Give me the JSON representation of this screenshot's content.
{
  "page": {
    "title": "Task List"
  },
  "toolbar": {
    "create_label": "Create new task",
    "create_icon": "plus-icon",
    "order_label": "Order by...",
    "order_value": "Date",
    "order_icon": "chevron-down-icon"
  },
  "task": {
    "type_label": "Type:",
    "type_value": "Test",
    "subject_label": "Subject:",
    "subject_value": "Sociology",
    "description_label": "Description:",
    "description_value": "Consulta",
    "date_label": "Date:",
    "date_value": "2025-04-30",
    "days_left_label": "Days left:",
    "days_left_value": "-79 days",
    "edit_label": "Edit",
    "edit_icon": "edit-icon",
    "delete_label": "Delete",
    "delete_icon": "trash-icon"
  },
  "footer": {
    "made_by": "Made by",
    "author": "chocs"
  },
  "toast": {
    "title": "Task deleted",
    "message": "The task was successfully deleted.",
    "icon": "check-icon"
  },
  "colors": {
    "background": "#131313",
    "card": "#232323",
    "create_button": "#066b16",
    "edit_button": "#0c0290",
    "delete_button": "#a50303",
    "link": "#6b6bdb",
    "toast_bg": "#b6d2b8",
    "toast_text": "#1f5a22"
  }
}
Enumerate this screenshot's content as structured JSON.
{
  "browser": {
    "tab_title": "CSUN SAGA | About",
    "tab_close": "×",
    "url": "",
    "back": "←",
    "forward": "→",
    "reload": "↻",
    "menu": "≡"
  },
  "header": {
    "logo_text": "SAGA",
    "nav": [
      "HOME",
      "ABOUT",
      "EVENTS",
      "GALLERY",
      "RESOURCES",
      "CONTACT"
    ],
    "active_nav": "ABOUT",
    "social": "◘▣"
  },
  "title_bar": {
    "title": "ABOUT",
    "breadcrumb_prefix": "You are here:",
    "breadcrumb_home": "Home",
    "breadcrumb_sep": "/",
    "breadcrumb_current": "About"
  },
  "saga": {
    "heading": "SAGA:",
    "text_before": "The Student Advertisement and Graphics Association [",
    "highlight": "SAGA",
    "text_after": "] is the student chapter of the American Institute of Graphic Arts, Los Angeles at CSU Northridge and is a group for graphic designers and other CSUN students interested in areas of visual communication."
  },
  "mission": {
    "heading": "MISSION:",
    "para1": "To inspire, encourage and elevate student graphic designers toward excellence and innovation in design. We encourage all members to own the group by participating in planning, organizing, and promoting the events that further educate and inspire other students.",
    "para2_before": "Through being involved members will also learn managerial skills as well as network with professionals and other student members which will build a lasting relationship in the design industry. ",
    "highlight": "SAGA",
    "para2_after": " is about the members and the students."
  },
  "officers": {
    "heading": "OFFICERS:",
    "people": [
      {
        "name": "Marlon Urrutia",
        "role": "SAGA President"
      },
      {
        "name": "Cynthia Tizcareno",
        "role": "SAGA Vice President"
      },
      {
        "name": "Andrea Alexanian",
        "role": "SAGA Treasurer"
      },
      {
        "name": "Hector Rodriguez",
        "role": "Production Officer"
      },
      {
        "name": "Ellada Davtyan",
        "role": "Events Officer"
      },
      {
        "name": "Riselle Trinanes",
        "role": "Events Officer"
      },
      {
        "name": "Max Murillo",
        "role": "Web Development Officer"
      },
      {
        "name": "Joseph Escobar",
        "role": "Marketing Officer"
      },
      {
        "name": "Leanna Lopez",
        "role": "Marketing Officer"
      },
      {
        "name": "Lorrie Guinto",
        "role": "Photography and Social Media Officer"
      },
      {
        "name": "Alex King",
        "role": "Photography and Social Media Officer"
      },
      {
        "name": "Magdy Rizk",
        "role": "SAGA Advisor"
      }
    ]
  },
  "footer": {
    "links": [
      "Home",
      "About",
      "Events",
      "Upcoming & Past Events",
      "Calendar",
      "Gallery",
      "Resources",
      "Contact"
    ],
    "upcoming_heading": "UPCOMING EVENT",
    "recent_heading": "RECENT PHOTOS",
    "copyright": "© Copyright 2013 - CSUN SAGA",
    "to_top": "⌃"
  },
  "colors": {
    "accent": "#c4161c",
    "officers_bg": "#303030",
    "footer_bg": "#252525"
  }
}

----------------------------------------

WHAT THIS TASK INVOLVES:
Return the listing above in full, character for character.

TASK SOLUTION:
Give me the JSON representation of this screenshot's content.
{
  "page": {
    "title": "Task List"
  },
  "toolbar": {
    "create_label": "Create new task",
    "create_icon": "plus-icon",
    "order_label": "Order by...",
    "order_value": "Date",
    "order_icon": "chevron-down-icon"
  },
  "task": {
    "type_label": "Type:",
    "type_value": "Test",
    "subject_label": "Subject:",
    "subject_value": "Sociology",
    "description_label": "Description:",
    "description_value": "Consulta",
    "date_label": "Date:",
    "date_value": "2025-04-30",
    "days_left_label": "Days left:",
    "days_left_value": "-79 days",
    "edit_label": "Edit",
    "edit_icon": "edit-icon",
    "delete_label": "Delete",
    "delete_icon": "trash-icon"
  },
  "footer": {
    "made_by": "Made by",
    "author": "chocs"
  },
  "toast": {
    "title": "Task deleted",
    "message": "The task was successfully deleted.",
    "icon": "check-icon"
  },
  "colors": {
    "background": "#131313",
    "card": "#232323",
    "create_button": "#066b16",
    "edit_button": "#0c0290",
    "delete_button": "#a50303",
    "link": "#6b6bdb",
    "toast_bg": "#b6d2b8",
    "toast_text": "#1f5a22"
  }
}
Enumerate this screenshot's content as structured JSON.
{
  "browser": {
    "tab_title": "CSUN SAGA | About",
    "tab_close": "×",
    "url": "",
    "back": "←",
    "forward": "→",
    "reload": "↻",
    "menu": "≡"
  },
  "header": {
    "logo_text": "SAGA",
    "nav": [
      "HOME",
      "ABOUT",
      "EVENTS",
      "GALLERY",
      "RESOURCES",
      "CONTACT"
    ],
    "active_nav": "ABOUT",
    "social": "◘▣"
  },
  "title_bar": {
    "title": "ABOUT",
    "breadcrumb_prefix": "You are here:",
    "breadcrumb_home": "Home",
    "breadcrumb_sep": "/",
    "breadcrumb_current": "About"
  },
  "saga": {
    "heading": "SAGA:",
    "text_before": "The Student Advertisement and Graphics Association [",
    "highlight": "SAGA",
    "text_after": "] is the student chapter of the American Institute of Graphic Arts, Los Angeles at CSU Northridge and is a group for graphic designers and other CSUN students interested in areas of visual communication."
  },
  "mission": {
    "heading": "MISSION:",
    "para1": "To inspire, encourage and elevate student graphic designers toward excellence and innovation in design. We encourage all members to own the group by participating in planning, organizing, and promoting the events that further educate and inspire other students.",
    "para2_before": "Through being involved members will also learn managerial skills as well as network with professionals and other student members which will build a lasting relationship in the design industry. ",
    "highlight": "SAGA",
    "para2_after": " is about the members and the students."
  },
  "officers": {
    "heading": "OFFICERS:",
    "people": [
      {
        "name": "Marlon Urrutia",
        "role": "SAGA President"
      },
      {
        "name": "Cynthia Tizcareno",
        "role": "SAGA Vice President"
      },
      {
        "name": "Andrea Alexanian",
        "role": "SAGA Treasurer"
      },
      {
        "name": "Hector Rodriguez",
        "role": "Production Officer"
      },
      {
        "name": "Ellada Davtyan",
        "role": "Events Officer"
      },
      {
        "name": "Riselle Trinanes",
        "role": "Events Officer"
      },
      {
        "name": "Max Murillo",
        "role": "Web Development Officer"
      },
      {
        "name": "Joseph Escobar",
        "role": "Marketing Officer"
      },
      {
        "name": "Leanna Lopez",
        "role": "Marketing Officer"
      },
      {
        "name": "Lorrie Guinto",
        "role": "Photography and Social Media Officer"
      },
      {
        "name": "Alex King",
        "role": "Photography and Social Media Officer"
      },
      {
        "name": "Magdy Rizk",
        "role": "SAGA Advisor"
      }
    ]
  },
  "footer": {
    "links": [
      "Home",
      "About",
      "Events",
      "Upcoming & Past Events",
      "Calendar",
      "Gallery",
      "Resources",
      "Contact"
    ],
    "upcoming_heading": "UPCOMING EVENT",
    "recent_heading": "RECENT PHOTOS",
    "copyright": "© Copyright 2013 - CSUN SAGA",
    "to_top": "⌃"
  },
  "colors": {
    "accent": "#c4161c",
    "officers_bg": "#303030",
    "footer_bg": "#252525"
  }
}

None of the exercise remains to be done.